[Opening Record extracts section]

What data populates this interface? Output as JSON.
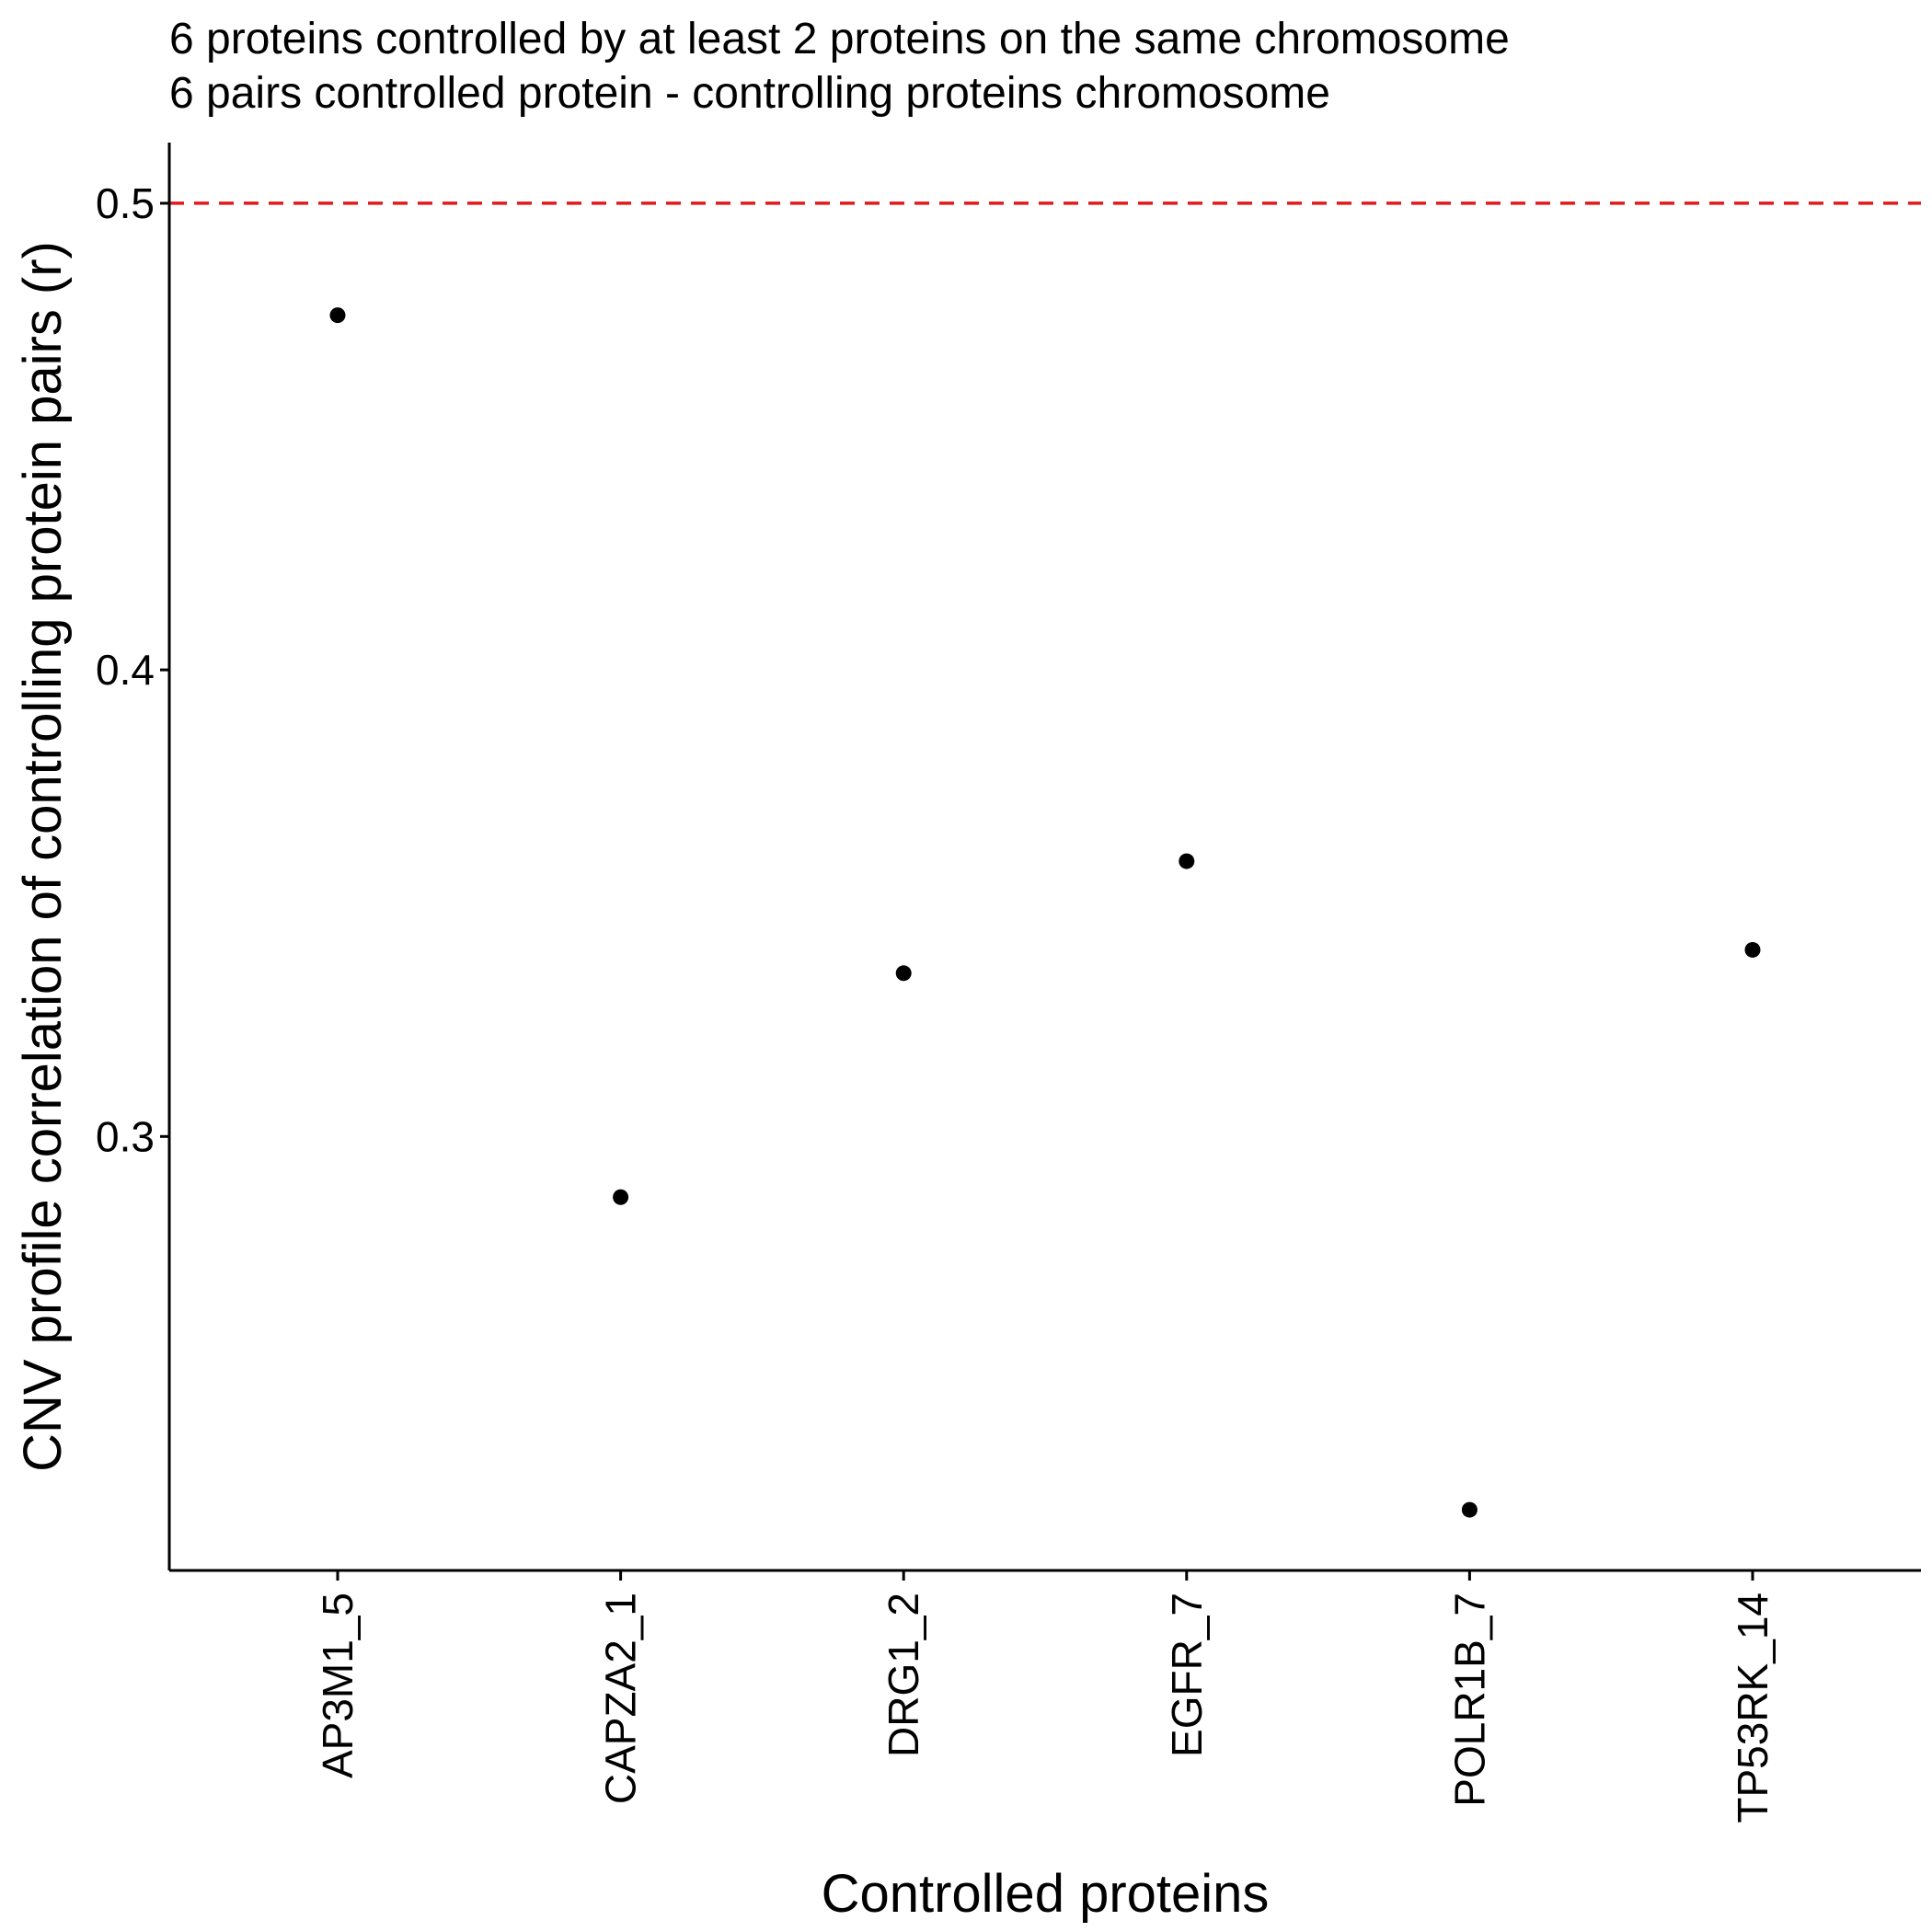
{
  "title": "6 proteins controlled by at least 2 proteins on the same chromosome",
  "subtitle": "6 pairs controlled protein - controlling proteins chromosome",
  "chart_data": {
    "type": "scatter",
    "title": "6 proteins controlled by at least 2 proteins on the same chromosome",
    "subtitle": "6 pairs controlled protein - controlling proteins chromosome",
    "xlabel": "Controlled proteins",
    "ylabel": "CNV profile correlation of controlling protein pairs (r)",
    "categories": [
      "AP3M1_5",
      "CAPZA2_1",
      "DRG1_2",
      "EGFR_7",
      "POLR1B_7",
      "TP53RK_14"
    ],
    "values": [
      0.476,
      0.287,
      0.335,
      0.359,
      0.22,
      0.34
    ],
    "ylim": [
      0.207,
      0.513
    ],
    "yticks": [
      0.3,
      0.4,
      0.5
    ],
    "ytick_labels": [
      "0.3",
      "0.4",
      "0.5"
    ],
    "reference_line": {
      "y": 0.5,
      "style": "dashed",
      "color": "#e31a1c"
    },
    "grid": false,
    "legend": "none",
    "point_color": "#000000"
  }
}
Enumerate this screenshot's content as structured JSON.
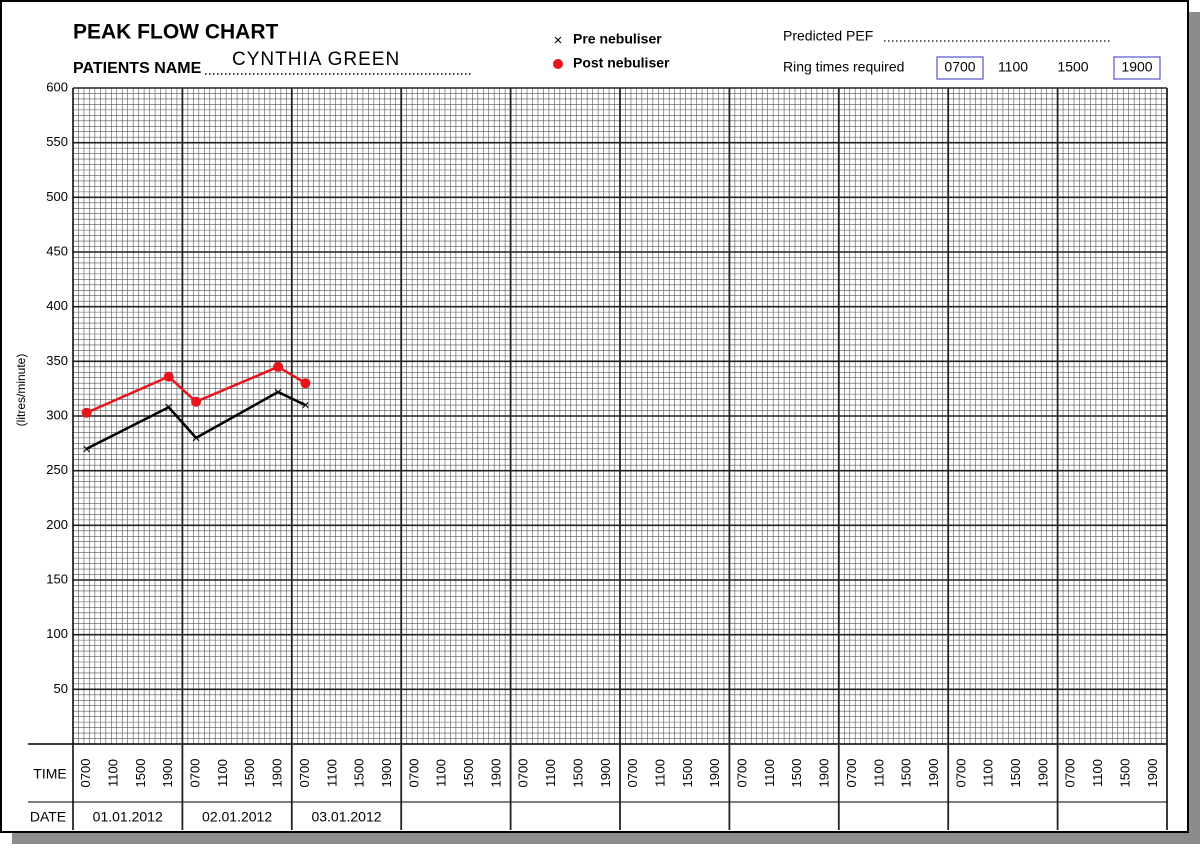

[Closing Record extracts section]

__What is expected__. Whenever a line in the records contains the word "proteins", copy that line.

__Finished task__.
  "title": "6 proteins controlled by at least 2 proteins on the same chromosome",
  "subtitle": "6 pairs controlled protein - controlling proteins chromosome",
    "title": "6 proteins controlled by at least 2 proteins on the same chromosome",
    "subtitle": "6 pairs controlled protein - controlling proteins chromosome",
    "xlabel": "Controlled proteins",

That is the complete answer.